• TASK DETAILS: Quote the passage on enabling DNS over HTTPS in Chrome word for word, from "Hit the Relaunch" up to and including "Open Control Panel.".
(Beginning of READING PASSAGE)
The DNS over HTTPS (DoH) support in Google Chrome and other Chromium based web browser is still categorized under experimental features, and hence there is no easily accessible settings on GUI (graphical user interface) yet to toggle between enabling and disabling the DNS over HTTPS support.
However, if you still want Chrome to resolve the DNS lookup queries securely through DoH, you can enable the DNS over HTTPS feature in Chrome manually. The flag, and this tutorial, should apply to all Chromium-based web browsers such as Google Chrome, Microsoft Edge Chromium, Brave, Opera (which has controls in Settings too), Vivaldi, Amazon Silk and more, as the development of DNS over HTTPS takes place in Chromium.
How to Enable DNS over HTTPS in Chrome, Edge and other Chromium-based Browser
In Chrome’s address bar, enter chrome://flags/#dns-over-https and set Secure DNS Lookups to Enabled.
Hit the Relaunch button to restart the web browser for the change to take effect.
Once enabled, Chrome will automatically upgrade to use DoH to encrypt all DNS lookup with its own DNS implementation if the DNS servers used by the operating system support DNS over HTTPS, bypassing Windows DNS resolver (if you have Windows 10′ DNS over HTTPS support, you no need to enable them separately in browser). As such, you need to configure the operating system to use the IP addresses of DNS servers that support DNS over HTTPS. In Windows, follow these steps to configure DNS servers in the Control Panel:
- Open Control Panel.
(End of READING PASSAGE)
(Beginning of SOURCE INFORMATION)
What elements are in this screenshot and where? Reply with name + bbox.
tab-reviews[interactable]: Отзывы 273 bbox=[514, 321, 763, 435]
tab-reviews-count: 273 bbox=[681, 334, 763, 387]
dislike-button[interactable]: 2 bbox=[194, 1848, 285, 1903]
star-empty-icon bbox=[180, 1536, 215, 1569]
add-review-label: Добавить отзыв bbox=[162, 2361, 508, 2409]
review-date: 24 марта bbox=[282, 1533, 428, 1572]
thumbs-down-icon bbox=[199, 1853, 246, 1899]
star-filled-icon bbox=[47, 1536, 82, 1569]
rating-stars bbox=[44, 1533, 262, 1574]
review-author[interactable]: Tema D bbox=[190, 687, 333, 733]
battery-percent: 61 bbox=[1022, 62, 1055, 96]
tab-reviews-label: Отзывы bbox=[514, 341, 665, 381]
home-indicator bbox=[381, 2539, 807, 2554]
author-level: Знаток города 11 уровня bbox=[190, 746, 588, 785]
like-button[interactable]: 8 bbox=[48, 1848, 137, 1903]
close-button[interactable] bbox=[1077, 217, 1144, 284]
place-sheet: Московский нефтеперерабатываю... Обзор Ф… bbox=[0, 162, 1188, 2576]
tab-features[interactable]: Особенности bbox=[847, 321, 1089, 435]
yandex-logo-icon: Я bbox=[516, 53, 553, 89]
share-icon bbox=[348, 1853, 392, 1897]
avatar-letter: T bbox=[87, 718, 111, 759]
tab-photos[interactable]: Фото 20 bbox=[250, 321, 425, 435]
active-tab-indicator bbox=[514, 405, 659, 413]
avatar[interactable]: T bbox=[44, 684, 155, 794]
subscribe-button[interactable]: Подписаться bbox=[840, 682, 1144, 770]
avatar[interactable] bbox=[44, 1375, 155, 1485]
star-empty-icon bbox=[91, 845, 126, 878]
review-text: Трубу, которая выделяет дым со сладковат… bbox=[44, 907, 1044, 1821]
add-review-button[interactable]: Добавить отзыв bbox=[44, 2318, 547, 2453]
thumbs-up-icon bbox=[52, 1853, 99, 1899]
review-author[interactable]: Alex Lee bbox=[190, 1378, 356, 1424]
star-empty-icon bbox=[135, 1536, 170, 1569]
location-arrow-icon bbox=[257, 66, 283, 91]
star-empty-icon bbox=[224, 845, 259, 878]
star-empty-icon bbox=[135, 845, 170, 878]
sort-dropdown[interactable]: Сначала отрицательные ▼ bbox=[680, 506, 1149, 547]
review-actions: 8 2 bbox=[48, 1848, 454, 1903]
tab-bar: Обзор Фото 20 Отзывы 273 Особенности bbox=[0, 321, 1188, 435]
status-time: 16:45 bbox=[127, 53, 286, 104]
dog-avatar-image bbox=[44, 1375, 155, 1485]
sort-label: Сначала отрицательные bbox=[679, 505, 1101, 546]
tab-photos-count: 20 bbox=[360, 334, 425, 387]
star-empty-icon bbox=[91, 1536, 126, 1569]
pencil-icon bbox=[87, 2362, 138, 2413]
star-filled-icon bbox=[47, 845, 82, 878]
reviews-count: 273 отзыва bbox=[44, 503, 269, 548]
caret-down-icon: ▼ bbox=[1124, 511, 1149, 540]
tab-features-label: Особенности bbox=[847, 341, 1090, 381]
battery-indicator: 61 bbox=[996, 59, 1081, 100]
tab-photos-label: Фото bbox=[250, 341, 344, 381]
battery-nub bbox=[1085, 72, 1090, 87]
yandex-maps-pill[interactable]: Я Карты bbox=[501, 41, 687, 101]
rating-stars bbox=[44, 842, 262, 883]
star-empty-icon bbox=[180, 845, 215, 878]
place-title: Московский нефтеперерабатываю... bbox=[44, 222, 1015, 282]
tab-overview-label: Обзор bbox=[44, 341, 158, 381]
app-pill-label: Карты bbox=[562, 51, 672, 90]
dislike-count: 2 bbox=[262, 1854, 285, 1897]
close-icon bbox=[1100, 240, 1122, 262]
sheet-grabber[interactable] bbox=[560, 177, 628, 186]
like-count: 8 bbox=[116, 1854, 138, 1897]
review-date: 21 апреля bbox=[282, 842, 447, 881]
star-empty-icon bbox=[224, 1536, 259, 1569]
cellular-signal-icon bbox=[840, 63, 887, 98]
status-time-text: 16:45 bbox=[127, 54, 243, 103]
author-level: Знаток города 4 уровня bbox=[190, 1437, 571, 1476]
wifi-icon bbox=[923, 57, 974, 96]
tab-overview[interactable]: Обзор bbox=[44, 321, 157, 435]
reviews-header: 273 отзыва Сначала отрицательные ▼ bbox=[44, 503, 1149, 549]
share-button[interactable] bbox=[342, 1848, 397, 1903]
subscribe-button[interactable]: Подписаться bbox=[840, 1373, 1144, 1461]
(End of SOURCE INFORMATION)
• RESULT FOR THIS EXERCISE:
Hit the Relaunch button to restart the web browser for the change to take effect.
Once enabled, Chrome will automatically upgrade to use DoH to encrypt all DNS lookup with its own DNS implementation if the DNS servers used by the operating system support DNS over HTTPS, bypassing Windows DNS resolver (if you have Windows 10′ DNS over HTTPS support, you no need to enable them separately in browser). As such, you need to configure the operating system to use the IP addresses of DNS servers that support DNS over HTTPS. In Windows, follow these steps to configure DNS servers in the Control Panel:
- Open Control Panel.